[BEGIN ENTRIES SHOWN]
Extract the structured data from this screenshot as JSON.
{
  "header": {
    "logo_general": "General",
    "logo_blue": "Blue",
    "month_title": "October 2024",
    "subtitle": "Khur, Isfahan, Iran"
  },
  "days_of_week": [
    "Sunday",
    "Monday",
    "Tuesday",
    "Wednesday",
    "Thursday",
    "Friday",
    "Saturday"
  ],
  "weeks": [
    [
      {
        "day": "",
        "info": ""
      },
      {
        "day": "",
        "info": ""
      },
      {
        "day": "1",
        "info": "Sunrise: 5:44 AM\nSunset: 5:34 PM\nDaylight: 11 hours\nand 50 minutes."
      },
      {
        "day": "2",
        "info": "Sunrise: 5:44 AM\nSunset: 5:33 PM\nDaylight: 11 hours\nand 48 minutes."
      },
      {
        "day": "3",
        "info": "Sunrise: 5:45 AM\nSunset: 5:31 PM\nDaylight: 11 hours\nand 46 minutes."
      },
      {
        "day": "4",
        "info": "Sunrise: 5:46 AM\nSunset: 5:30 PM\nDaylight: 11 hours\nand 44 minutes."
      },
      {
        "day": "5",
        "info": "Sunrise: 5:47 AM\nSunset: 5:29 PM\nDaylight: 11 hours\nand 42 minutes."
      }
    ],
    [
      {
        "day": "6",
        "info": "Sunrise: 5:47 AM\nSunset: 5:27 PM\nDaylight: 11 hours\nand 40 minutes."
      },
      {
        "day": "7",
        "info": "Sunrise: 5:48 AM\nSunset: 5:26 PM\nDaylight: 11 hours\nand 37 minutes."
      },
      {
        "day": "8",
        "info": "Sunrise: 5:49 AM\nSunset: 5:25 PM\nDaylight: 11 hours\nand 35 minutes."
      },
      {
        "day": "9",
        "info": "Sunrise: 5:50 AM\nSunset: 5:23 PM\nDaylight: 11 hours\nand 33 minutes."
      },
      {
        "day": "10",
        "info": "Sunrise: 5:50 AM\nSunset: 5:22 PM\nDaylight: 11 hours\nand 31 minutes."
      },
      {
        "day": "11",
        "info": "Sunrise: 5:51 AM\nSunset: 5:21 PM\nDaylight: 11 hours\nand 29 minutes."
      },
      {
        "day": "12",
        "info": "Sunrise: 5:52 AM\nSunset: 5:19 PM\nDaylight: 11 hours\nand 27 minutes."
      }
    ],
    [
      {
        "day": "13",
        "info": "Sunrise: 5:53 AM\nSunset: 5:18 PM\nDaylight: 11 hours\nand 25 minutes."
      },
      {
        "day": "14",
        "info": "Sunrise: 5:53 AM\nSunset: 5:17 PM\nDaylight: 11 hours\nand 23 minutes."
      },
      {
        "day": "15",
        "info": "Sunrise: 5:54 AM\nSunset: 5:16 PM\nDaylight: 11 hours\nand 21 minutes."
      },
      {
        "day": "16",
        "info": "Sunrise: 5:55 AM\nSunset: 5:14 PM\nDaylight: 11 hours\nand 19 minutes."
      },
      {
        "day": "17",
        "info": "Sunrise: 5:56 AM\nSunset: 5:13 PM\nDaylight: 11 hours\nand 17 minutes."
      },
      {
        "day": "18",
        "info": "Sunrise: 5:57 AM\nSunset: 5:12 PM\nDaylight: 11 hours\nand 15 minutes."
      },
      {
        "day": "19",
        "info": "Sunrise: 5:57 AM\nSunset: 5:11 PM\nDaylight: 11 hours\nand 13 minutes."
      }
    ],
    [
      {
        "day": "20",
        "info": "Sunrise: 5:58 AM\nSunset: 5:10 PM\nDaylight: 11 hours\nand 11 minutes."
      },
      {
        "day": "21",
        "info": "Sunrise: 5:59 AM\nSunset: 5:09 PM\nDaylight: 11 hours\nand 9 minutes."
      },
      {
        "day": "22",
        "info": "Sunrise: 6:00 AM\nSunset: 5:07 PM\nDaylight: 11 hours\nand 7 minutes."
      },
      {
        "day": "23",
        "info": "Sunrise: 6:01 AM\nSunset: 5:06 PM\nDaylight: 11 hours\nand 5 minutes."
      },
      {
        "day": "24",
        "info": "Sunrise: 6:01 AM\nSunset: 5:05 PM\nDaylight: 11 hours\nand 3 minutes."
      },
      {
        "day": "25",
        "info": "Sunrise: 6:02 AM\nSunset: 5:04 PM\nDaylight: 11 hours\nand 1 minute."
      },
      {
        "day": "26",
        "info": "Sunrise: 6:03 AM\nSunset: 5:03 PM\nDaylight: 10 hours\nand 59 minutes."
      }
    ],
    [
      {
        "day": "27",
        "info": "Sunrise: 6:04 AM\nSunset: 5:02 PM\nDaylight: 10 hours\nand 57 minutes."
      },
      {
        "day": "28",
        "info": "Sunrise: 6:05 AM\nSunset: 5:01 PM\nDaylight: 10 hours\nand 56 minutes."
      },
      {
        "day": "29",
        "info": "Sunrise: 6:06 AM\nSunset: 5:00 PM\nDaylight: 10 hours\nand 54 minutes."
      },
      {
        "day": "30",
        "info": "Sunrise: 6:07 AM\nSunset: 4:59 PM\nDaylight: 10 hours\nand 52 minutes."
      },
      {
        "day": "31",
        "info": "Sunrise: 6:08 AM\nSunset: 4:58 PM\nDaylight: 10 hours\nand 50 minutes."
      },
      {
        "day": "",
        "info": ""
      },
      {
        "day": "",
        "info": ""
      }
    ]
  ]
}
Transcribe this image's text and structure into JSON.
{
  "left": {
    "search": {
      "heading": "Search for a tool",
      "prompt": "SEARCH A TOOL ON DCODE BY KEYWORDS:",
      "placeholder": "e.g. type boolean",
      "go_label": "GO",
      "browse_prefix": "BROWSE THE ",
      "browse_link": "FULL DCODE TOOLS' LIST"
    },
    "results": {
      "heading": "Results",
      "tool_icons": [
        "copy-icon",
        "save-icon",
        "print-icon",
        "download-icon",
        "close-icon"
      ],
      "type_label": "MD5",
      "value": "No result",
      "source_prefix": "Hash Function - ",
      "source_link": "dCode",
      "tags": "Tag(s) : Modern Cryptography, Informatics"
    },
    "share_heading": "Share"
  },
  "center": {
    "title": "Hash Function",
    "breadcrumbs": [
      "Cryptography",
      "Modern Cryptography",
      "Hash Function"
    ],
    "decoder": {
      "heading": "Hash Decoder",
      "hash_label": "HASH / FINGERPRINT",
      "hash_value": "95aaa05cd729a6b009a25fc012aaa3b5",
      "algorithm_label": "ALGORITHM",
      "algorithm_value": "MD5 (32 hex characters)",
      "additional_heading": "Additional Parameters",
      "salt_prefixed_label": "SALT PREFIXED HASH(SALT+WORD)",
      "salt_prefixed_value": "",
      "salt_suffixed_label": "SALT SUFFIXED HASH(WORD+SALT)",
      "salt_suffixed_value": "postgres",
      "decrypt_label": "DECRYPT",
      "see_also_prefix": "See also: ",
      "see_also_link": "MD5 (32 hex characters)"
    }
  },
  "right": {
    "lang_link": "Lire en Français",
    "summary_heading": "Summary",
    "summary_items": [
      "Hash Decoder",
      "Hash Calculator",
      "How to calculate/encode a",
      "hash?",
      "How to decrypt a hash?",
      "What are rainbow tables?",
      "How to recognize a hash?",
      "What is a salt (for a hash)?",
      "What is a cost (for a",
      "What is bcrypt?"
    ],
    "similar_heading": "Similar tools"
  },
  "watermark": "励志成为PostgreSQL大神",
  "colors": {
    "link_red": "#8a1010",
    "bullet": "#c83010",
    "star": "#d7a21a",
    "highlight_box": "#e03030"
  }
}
[END ENTRIES SHOWN]
**REQUIRED TASK:**
Search the entries for the word "What" and copy every line that has it.

**TASK RESPONSE:**
      "What are rainbow tables?",
      "What is a salt (for a hash)?",
      "What is a cost (for a",
      "What is bcrypt?"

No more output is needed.